Oct 7, 2011

Apples and oranges

To be honest, I don’t want to admit that I care that Steve Jobs has passed away. I don’t want to allow yet another stranger in my life to influence me to the point of feeling regret or sadness. Two days ago I was able to not care so much, maybe because I was focused on trying to cheer my wife up, since it clearly affected her. Maybe it was just that I was so tired that I didn’t let it affect me. Maybe it was even that I was focused on the pilot episode for the new American Horror Story series. But mainly, I don’t want to admit that I mind his passing because some part of me doesn’t want to be part of the trend… but the reality is that unlike other passing brands and things in life, Apple in its core achieved success because it wasn’t necessarily about trends or fads… it was about life and making things easier, more fun or just cooler. Behind Apple there might have been a chorus of minds jamming away and coming up with brilliant things, but there was only one conductor, one true frontman. Steve Jobs.

Reading the barrage of tweets, posts, articles and facebook wall posts as well as listening to people comment around and away from the water cooler, it seems that everyone has their own reason for lamenting the loss. People considered him a visionary, a legend, a hero even… but when you hear people talk about him, I really do think that a vast majority considered him a distant but very real friend; someone who understood what you wanted; someone whose mere influence made life a bit better even. Unlike MySpace’s Tom Anderson, who was a default friend on your profile and ignored by everyone, a lot of people WANTED to be friends, meet, talk with or just interact with Mr. Jobs. He was a hell of a business man, a pitchman like few others and was able to build a small company into a behemoth, and not just once either.

While many success stories have various chapters, few times does it include someone revisiting an old chapter or overlapping territory… From 1976, Steve Jobs took Apple to the top and in 1985 he was ousted, quite publicly, as has been mentioned in many places. Naturally he was hurt, confused and lost for a time, and then he saw the light. This wasn’t a catastrophe, it was an opportunity. It was at this time that he created the foundations for Pixar and NeXT, two companies that might have struggled initially but who eventually became blockbusters in their own right. He had come back from the entrepreneurial grave, but in 1997, he was faced with an even more interesting twist… NeXT was bought by Apple, the same people who had fired him 12 years prior and who were tanking horrendously. After he came aboard again, the iMac was born, a commitment to quality and style that gave a big “up yours” to personal computer standards at the time, since they weren’t being designed to satisfy companies… they were being made to satisfy people.

From then, Apple has grown back to be the 600,000 pound gorilla it used to be, except it’s had a makeover and apart from packing a punch, it looks like a million bucks… or a billion bucks if we want to near what yearly revenues achieve nowadays.

But let’s go back a step. Steve Jobs helped make Apple… then Apple fired him, then because of chance, he was put at the helm again. The curious thing isn’t that he accepted the job; it was that instead of duplicating original results, they were exceeded. He put aside his pride and focused on what he did best and never looked back, reconnecting with his baby and nurturing Apple back to health. Actually, that sounds super sweet, in reality he did manage to oust the Apple board members who would have been problematic and put himself at the helm, but before those moves, I suspect that at some point he probably had some second thoughts, but he threw caution to the wind and said let’s do this, because this is mine… and he took it back.
═══
# Exercise instructions:
Continue the essay on Steve Jobs's passing from the point where it stops.

# Recorded data:
═══
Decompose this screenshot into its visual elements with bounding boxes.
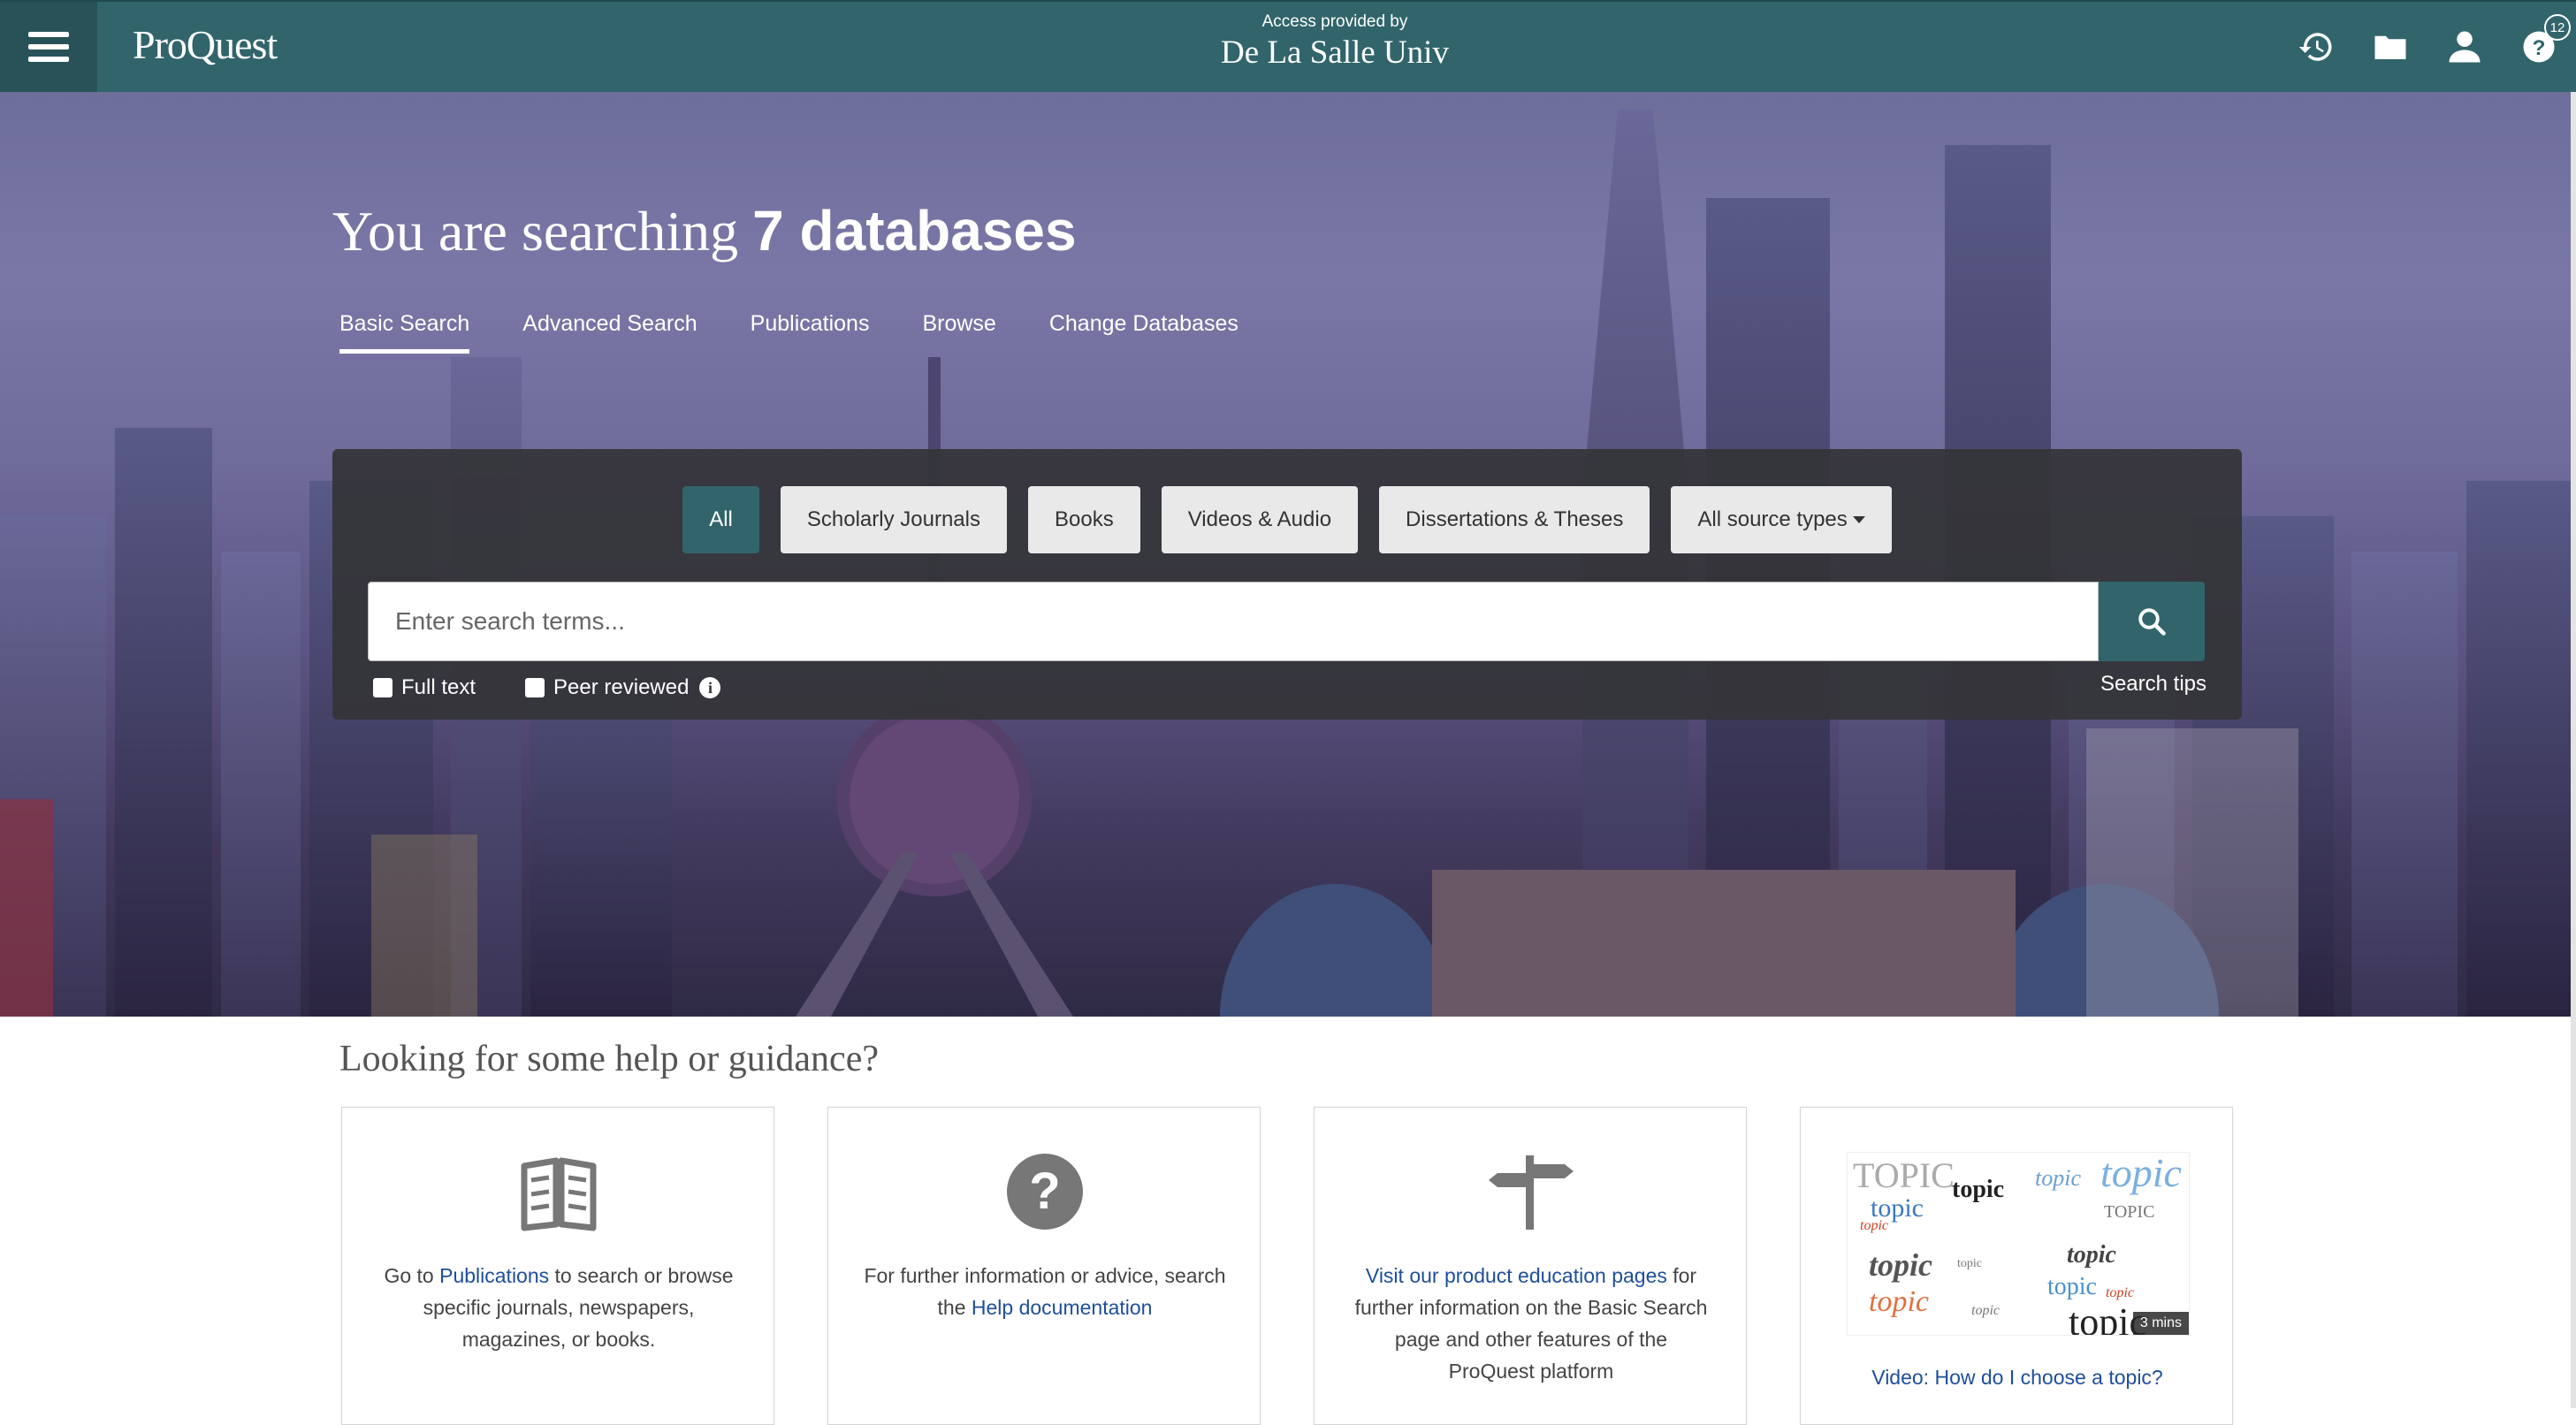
═══
# Written reply:
An adopted kid who dropped out of college, Steve Jobs lived life the way he managed his company… always choosing quality versus quantity. Whereas other companies cut corners to reduce costs and be competitive, Apple focused on giving you what you wanted how you wanted it. Are Macs more expensive? You bet your ass, but how many people do you know who regret buying Mac or switching sides? I’ve always been an analog kind of guy, listening to music on CDs rather than an iPod or any of the other ho-hum MP3 players in existence. Apart from being hardheaded, the reason I’ve been so reluctant to buy iPods is because I’ve heard way too many horror stories of iPods dying and whole libraries being lost… that was my safety net to maintain my analog paradigm… so of course they had to create a cloud based software, thus eradicating my fear of loss and putting a severe dent in my lifestyle, and inviting me to change for the better. I used to record music with a tape recorder, now I’m starting to use Garage Band.

This is happening not because I’m conceding to a trend, but because being practical and accepting help to achieve comfort and realize my dreams is part of the whole Apple Mantra in no short part due to Steve’s commitment to quality versus quantity.

While reading his 2005 Stanford commencement speech for about the 8th time in my life, something peculiar happened, the song Don’t Go Away by Oasis came on my headphones. True, it may not be the best song in the world, but it was curious that instead of having it as background noise while I ground out another project, I listened to the lyrics and choked up a bit as I read text written by him. I’ve read the commencement speech at least 4 times since Wednesday and truth be told, I’m going to try and read it once a month just as a written reminder to be foolish.

From all the things that have been said about Steve, one resonates a lot… he always followed his gut. Through thick and thin, instead of relying on analysis, market research, test groups and all the nonsensical crap we’ve come up with to try and guarantee success, he did what everyone should do with their work, he measured it against his own moral barometer. If he wouldn’t buy it, if he didn’t think it was worthwhile, then why the hell would anyone else? That takes balls, but the results speak for themselves.

I’ve always tried to listen to my gut and though we have a good communication, on many occasions I’ve felt the need to calm my gut down and tell it that we have to stay calm for a bit, that our time will come. Steve Jobs didn’t have that safety mechanism that often yields mediocre results and frustration. If he saw that something was a waste of time he stopped doing it and he got busy living, because what the hell is a life worth, if you’re always waiting for the right time to do anything?

The reality is that ideal conditions do not happen often and it is quite common that either we don’t recognize what those conditions are, or we don’t even get to see those conditions happen. Opportunity manifests itself best when it is created. If not, we run the risk of arriving at old age and having nothing truly worthwhile to show for our efforts, simply because we were waiting.

As for the Apple experience, well it all starts from the beginning. When you first turn on your Mac, as in out of the box, there’s an intro video that blows you away and makes you want to play with all of the features available on your Mac and keep learning. When was the last time you felt that pumped up to use a PC? Actually, feel free to compare your reaction to when you listen to a PC turn on and when a Mac turns on… the experience could not be more different. With a PC, you feel like you’re listening to an American Airlines instructional video… on a Mac, that single chime makes your entire sensorial mainframe say “let’s get it on”.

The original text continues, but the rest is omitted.